Go through the material and write it all out exactly, minus the pictures.

:: Information given ::

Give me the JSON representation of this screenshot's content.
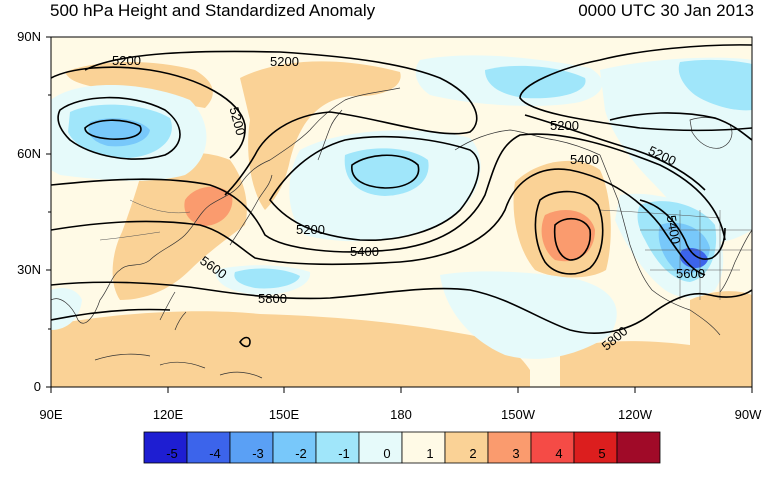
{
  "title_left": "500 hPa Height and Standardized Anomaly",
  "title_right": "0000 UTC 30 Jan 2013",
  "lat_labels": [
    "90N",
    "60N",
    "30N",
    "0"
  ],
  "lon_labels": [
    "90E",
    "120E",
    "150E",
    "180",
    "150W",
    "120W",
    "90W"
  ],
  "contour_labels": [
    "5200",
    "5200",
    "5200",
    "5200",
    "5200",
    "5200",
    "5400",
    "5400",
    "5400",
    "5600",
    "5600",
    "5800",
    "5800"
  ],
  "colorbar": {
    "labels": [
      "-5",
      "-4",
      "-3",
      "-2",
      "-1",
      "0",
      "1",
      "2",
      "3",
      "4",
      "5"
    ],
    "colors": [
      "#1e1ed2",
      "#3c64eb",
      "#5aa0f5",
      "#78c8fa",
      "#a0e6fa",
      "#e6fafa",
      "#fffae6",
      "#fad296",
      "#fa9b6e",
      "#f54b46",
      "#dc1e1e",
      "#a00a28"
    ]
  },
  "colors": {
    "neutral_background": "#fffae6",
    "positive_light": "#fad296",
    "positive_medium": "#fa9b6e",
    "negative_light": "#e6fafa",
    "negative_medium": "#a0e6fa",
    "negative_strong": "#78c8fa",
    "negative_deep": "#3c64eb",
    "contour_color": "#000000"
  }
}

:::

Task answer ->
Give me the JSON representation of this screenshot's content.
{
  "title_left": "500 hPa Height and Standardized Anomaly",
  "title_right": "0000 UTC 30 Jan 2013",
  "lat_labels": [
    "90N",
    "60N",
    "30N",
    "0"
  ],
  "lon_labels": [
    "90E",
    "120E",
    "150E",
    "180",
    "150W",
    "120W",
    "90W"
  ],
  "contour_labels": [
    "5200",
    "5200",
    "5200",
    "5200",
    "5200",
    "5200",
    "5400",
    "5400",
    "5400",
    "5600",
    "5600",
    "5800",
    "5800"
  ],
  "colorbar": {
    "labels": [
      "-5",
      "-4",
      "-3",
      "-2",
      "-1",
      "0",
      "1",
      "2",
      "3",
      "4",
      "5"
    ],
    "colors": [
      "#1e1ed2",
      "#3c64eb",
      "#5aa0f5",
      "#78c8fa",
      "#a0e6fa",
      "#e6fafa",
      "#fffae6",
      "#fad296",
      "#fa9b6e",
      "#f54b46",
      "#dc1e1e",
      "#a00a28"
    ]
  },
  "colors": {
    "neutral_background": "#fffae6",
    "positive_light": "#fad296",
    "positive_medium": "#fa9b6e",
    "negative_light": "#e6fafa",
    "negative_medium": "#a0e6fa",
    "negative_strong": "#78c8fa",
    "negative_deep": "#3c64eb",
    "contour_color": "#000000"
  }
}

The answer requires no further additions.